> **Problem**
Where does the string "activity" appear in the records? Copy every line that contains it.

> **Data entries**
>> start

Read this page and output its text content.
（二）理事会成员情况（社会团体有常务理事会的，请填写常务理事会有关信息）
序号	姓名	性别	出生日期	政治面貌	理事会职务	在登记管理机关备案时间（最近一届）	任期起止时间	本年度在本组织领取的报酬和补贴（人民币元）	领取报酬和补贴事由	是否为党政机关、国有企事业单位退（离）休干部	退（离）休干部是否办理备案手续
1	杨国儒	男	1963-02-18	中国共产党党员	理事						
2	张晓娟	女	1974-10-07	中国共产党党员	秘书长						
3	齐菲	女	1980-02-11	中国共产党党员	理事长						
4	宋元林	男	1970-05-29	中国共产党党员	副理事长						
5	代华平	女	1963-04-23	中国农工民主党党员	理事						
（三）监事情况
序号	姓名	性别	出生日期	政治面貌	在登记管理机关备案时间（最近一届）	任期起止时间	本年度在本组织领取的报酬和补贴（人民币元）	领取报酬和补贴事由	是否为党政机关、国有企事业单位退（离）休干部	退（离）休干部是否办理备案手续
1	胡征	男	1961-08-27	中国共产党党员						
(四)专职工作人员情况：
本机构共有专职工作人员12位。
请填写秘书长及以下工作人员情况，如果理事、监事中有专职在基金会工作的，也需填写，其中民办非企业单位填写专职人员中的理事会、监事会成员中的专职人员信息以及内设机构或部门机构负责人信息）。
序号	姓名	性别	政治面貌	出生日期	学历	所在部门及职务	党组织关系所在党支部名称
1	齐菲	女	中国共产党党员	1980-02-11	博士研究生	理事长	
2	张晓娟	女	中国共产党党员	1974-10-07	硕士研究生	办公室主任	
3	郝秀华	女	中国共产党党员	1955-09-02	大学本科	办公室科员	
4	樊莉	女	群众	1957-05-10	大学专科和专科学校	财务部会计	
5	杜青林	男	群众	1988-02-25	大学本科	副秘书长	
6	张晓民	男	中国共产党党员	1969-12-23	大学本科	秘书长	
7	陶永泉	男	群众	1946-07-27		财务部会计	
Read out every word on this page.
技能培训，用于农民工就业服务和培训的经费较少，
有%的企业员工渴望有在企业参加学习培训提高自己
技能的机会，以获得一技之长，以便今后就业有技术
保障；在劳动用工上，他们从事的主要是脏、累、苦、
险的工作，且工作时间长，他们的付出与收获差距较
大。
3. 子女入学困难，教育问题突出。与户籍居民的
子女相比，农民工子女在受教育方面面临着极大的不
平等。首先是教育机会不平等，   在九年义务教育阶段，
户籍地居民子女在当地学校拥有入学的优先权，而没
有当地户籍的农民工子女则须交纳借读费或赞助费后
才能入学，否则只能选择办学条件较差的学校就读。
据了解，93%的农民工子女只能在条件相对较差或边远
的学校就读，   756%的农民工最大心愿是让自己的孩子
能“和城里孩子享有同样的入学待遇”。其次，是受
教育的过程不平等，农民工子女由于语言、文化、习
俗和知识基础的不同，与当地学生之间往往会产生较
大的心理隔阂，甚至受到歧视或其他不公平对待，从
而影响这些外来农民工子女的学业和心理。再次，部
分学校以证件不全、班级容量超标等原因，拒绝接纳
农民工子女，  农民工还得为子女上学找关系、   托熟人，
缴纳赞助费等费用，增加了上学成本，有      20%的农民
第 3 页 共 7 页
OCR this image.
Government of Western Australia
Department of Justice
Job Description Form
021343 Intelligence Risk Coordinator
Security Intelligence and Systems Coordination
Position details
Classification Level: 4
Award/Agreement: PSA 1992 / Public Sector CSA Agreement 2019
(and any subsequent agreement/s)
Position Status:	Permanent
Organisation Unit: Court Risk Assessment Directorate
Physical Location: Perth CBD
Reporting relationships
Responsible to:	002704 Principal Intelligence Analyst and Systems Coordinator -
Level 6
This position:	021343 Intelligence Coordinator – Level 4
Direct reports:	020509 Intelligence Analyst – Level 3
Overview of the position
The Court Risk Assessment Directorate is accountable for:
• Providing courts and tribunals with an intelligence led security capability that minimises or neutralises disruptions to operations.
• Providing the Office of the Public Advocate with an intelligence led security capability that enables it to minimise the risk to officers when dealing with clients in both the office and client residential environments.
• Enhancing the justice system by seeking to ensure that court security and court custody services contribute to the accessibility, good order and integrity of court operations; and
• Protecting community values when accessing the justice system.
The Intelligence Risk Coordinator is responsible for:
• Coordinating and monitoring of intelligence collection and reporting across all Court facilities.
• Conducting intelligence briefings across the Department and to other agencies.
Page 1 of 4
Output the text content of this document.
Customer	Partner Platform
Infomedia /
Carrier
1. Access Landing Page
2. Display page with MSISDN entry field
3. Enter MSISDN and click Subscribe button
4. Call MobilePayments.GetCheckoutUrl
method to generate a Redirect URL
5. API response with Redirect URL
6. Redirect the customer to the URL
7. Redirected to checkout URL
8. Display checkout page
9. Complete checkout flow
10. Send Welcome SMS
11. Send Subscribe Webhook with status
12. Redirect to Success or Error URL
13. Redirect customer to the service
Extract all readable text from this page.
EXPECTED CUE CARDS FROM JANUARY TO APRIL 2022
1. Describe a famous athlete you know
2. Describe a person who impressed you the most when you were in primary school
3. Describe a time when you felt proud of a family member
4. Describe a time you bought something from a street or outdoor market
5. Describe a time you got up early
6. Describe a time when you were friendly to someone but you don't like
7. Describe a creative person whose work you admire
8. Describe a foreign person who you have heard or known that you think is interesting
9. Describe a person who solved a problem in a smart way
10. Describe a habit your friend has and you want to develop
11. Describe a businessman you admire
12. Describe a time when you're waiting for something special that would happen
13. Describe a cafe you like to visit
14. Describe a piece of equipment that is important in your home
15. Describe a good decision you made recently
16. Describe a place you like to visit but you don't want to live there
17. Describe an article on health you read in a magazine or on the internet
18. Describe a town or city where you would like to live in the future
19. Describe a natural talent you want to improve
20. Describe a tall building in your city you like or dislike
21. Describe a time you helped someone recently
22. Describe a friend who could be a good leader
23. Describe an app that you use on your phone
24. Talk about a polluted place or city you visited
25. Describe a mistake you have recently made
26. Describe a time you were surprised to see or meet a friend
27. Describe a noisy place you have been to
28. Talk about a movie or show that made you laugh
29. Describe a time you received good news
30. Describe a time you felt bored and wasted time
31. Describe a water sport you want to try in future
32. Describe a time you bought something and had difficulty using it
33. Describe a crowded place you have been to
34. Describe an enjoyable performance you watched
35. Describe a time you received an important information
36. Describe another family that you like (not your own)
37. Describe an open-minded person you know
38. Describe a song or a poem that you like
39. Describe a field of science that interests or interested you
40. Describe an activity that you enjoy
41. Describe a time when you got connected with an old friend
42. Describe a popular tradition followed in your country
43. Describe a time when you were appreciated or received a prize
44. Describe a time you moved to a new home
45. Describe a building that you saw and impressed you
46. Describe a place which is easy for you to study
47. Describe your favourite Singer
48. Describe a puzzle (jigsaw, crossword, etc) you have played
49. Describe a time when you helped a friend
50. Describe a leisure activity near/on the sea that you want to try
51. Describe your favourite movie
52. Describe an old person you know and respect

>> end

> **Finished answer**
40. Describe an activity that you enjoy
50. Describe a leisure activity near/on the sea that you want to try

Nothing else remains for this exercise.